(Stored items)
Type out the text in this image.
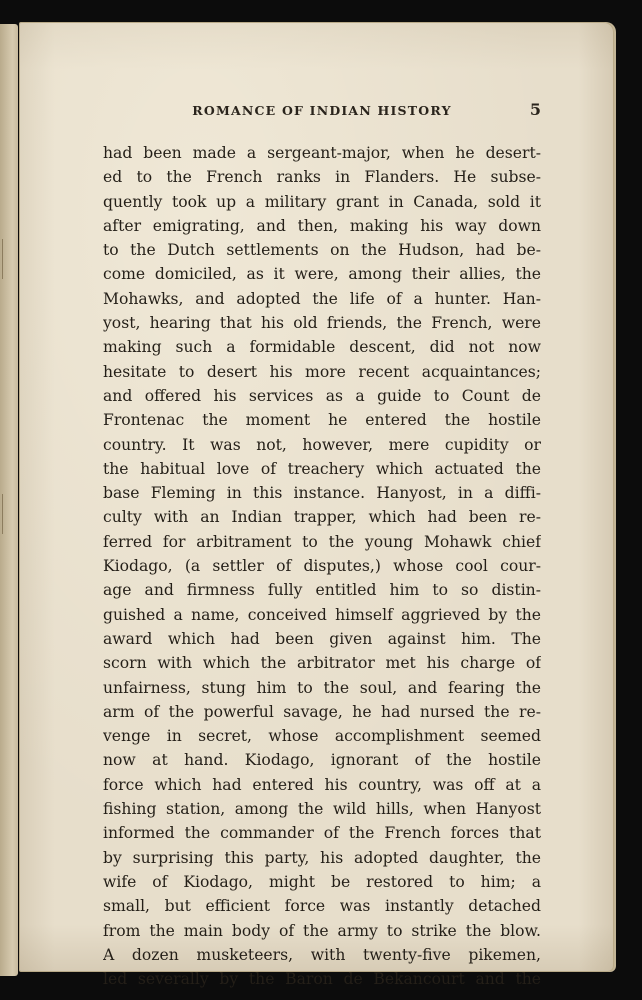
ROMANCE OF INDIAN HISTORY	5

had been made a sergeant-major, when he desert-
ed to the French ranks in Flanders. He subse-
quently took up a military grant in Canada, sold it
after emigrating, and then, making his way down
to the Dutch settlements on the Hudson, had be-
come domiciled, as it were, among their allies, the
Mohawks, and adopted the life of a hunter. Han-
yost, hearing that his old friends, the French, were
making such a formidable descent, did not now
hesitate to desert his more recent acquaintances;
and offered his services as a guide to Count de
Frontenac the moment he entered the hostile
country. It was not, however, mere cupidity or
the habitual love of treachery which actuated the
base Fleming in this instance. Hanyost, in a diffi-
culty with an Indian trapper, which had been re-
ferred for arbitrament to the young Mohawk chief
Kiodago, (a settler of disputes,) whose cool cour-
age and firmness fully entitled him to so distin-
guished a name, conceived himself aggrieved by the
award which had been given against him. The
scorn with which the arbitrator met his charge of
unfairness, stung him to the soul, and fearing the
arm of the powerful savage, he had nursed the re-
venge in secret, whose accomplishment seemed
now at hand. Kiodago, ignorant of the hostile
force which had entered his country, was off at a
fishing station, among the wild hills, when Hanyost
informed the commander of the French forces that
by surprising this party, his adopted daughter, the
wife of Kiodago, might be restored to him; a
small, but efficient force was instantly detached
from the main body of the army to strike the blow.
A dozen musketeers, with twenty-five pikemen,
led severally by the Baron de Bekancourt and the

**Exercise aim**
Go through the entries above and pull out each line with "were" in it.

**Answer to this task**
come domiciled, as it were, among their allies, the
yost, hearing that his old friends, the French, were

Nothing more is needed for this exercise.